Tout comme en Indonésie lors du sommet de l’année précédente, les dirigeants du G20 de 2023 ignorent une fois de plus la pression de l’Occident pour isoler la Russie, les grands pays en développement (Brésil, Inde, Indonésie, Mexique et Afrique du Sud) ne voulant pas bouger de leur point de vue pratique selon lequel l’isolement de la Russie met le monde en danger.
Les deux prochains sommets du G20 auront lieu au Brésil (2024) et en Afrique du Sud (2025), ce qui indiquerait à l’Occident que la plate-forme du G20 ne sera pas facilement subordonnée à la vision occidentale des affaires mondiales.
La plupart des dirigeants des pays du G20 se sont rendus à Bangalore directement d’Allemagne, où ils avaient assisté à la Conférence de Munich sur la sécurité. Le premier jour de la conférence de Munich, le président français Emmanuel Macron s’est dit « choqué par la perte de crédibilité que nous perdons dans les pays du Sud ». Le « nous » dans la déclaration de Macron était les États occidentaux, menés par les États-Unis.

(Items conservés issus d'une collection)
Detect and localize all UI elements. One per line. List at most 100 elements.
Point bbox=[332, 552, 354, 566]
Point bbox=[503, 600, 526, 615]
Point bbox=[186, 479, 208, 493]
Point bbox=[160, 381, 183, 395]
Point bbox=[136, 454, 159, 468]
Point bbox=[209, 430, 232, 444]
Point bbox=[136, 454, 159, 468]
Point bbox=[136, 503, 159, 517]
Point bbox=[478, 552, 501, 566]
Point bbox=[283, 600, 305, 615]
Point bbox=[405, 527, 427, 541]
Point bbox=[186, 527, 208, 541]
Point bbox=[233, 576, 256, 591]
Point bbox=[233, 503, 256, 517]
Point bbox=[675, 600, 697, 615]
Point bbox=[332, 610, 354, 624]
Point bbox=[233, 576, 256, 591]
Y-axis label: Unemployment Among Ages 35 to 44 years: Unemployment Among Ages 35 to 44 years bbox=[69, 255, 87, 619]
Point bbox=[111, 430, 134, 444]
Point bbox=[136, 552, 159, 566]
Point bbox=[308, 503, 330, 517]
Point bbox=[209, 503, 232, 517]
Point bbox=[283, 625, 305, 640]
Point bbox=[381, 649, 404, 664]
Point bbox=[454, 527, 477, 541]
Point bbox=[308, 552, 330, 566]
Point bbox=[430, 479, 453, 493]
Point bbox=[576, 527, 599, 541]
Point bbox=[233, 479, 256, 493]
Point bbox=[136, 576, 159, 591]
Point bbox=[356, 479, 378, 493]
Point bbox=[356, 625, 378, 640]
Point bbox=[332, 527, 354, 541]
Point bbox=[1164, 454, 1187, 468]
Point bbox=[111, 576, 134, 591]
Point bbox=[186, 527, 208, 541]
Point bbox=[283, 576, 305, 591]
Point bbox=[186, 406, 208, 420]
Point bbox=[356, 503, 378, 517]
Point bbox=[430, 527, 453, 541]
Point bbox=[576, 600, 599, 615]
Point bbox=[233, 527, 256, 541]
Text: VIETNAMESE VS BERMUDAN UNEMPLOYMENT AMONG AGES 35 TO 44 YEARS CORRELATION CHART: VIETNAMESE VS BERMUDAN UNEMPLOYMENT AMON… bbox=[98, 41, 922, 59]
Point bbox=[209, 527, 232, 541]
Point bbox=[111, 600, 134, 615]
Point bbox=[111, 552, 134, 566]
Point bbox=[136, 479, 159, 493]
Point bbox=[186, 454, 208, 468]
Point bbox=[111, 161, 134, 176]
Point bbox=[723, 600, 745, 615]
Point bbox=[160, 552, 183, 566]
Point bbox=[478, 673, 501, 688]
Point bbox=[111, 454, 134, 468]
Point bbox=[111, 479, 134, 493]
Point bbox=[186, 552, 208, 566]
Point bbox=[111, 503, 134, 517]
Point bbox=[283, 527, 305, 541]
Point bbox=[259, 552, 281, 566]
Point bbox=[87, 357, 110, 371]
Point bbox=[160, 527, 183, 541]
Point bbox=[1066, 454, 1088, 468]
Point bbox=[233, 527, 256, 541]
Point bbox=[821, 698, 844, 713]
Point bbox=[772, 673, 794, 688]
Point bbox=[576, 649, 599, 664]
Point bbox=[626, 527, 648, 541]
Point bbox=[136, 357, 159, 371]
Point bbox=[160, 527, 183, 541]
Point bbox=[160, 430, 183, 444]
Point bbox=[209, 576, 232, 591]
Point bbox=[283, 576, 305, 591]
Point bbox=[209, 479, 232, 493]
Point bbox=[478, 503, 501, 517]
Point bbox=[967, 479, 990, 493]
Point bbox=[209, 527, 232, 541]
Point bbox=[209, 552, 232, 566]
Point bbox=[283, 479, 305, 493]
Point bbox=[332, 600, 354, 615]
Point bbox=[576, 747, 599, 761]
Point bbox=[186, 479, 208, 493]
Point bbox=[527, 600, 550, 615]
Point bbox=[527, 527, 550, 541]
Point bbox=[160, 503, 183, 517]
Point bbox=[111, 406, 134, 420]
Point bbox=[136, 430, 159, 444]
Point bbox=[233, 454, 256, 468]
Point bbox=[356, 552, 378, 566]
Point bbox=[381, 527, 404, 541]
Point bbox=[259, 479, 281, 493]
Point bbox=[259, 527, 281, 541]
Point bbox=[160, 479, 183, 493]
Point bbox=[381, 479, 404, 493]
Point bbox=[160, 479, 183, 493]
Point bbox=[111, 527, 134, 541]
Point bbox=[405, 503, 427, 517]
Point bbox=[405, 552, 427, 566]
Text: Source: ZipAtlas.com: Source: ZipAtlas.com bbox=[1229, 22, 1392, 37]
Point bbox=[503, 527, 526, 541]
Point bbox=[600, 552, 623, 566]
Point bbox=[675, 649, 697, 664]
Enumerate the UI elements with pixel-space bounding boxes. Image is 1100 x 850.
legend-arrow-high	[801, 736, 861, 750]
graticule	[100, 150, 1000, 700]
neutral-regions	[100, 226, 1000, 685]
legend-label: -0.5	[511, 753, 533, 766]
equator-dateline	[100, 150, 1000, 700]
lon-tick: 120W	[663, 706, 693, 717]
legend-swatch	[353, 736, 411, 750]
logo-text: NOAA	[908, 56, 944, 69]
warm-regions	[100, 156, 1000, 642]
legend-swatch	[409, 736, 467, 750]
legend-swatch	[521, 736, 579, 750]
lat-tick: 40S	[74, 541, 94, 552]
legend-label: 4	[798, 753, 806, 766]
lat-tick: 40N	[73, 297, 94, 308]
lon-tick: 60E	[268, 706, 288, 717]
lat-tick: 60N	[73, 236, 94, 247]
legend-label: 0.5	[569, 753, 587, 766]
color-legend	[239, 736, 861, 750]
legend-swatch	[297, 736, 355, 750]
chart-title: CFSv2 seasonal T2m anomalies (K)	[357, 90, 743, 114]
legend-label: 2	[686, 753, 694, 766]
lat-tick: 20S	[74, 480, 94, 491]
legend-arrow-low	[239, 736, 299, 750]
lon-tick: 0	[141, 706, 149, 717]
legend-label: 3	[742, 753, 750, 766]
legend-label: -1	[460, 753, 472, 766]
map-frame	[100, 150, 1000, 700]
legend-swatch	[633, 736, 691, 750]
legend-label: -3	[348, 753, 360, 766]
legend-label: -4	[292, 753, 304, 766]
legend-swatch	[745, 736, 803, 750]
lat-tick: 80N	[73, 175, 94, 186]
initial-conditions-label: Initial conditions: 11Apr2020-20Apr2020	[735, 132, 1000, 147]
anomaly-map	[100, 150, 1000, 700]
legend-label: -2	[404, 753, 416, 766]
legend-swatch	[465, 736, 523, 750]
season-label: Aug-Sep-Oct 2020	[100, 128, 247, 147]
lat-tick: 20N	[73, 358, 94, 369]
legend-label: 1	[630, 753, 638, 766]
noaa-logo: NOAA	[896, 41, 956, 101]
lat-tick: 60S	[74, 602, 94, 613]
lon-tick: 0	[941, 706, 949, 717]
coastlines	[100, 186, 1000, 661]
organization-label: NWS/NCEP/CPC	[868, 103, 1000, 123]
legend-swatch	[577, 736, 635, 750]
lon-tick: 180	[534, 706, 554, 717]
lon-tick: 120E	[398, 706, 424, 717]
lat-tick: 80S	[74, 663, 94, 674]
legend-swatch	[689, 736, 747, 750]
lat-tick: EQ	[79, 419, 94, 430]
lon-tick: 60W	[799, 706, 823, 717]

◆ **Liste des tâches**:
1: Répondez à ces questions sur le texte consacré au G20 :
(a) Dans quel pays se tiendra le sommet du G20 de 2024 ?
(b) De quel pays venaient directement la plupart des dirigeants arrivés à Bangalore ?
(c) Quels grands pays en développement le texte cite-t-il ?
2: Les affirmations suivantes sont-elles conformes au texte sur le G20 ? Répondez par oui ou par non et citez les mots du texte qui le montrent.
(a) Le sommet du G20 de 2025 aura lieu en Afrique du Sud.
(b) Emmanuel Macron s'est exprimé le dernier jour de la conférence de Munich.
(c) Les dirigeants du G20 de 2023 ont cédé à la pression occidentale pour isoler la Russie.
3: Reprenez le texte sur le G20 à la suite de sa dernière phrase et poursuivez-le.
Ces items proviennent d'une autre source.

◆ **Réponses attendues**:
1:
(a) Au Brésil.
(b) D'Allemagne, où ils avaient assisté à la Conférence de Munich sur la sécurité.
(c) Le Brésil, l'Inde, l'Indonésie, le Mexique et l'Afrique du Sud.

2:
(a) Oui : « Les deux prochains sommets du G20 auront lieu au Brésil (2024) et en Afrique du Sud (2025) ».
(b) Non : « Le premier jour de la conférence de Munich ».
(c) Non : « les dirigeants du G20 de 2023 ignorent une fois de plus la pression de l’Occident pour isoler la Russie ».

3:
Quelles sont les preuves de cette perte de crédibilité ? Peu d’États du Sud global ont été disposés à participer à l’isolement de la Russie, notamment en votant des résolutions occidentales à l’Assemblée générale des Nations Unies. Tous les États qui ont refusé de rejoindre l’Occident ne sont pas « anti-occidentaux » au sens politique. Beaucoup d’entre eux, y compris le gouvernement indien, sont motivés par des considérations pratiques, telles que les prix réduits de l’énergie en Russie et les actifs vendus à un prix réduit par des entreprises occidentales qui quittent le secteur énergétique lucratif de la Russie. Qu’ils en aient assez d’être bousculés par l’Occident ou qu’ils voient des opportunités économiques dans leurs relations avec la Russie, de plus en plus de pays d’Afrique, d’Asie et d’Amérique latine ont évité la pression venant de Washington pour rompre les liens avec la Russie. C’est ce refus et cet évitement qui ont poussé Macron à déclarer avec force qu’il était « choqué » par la perte de crédibilité occidentale.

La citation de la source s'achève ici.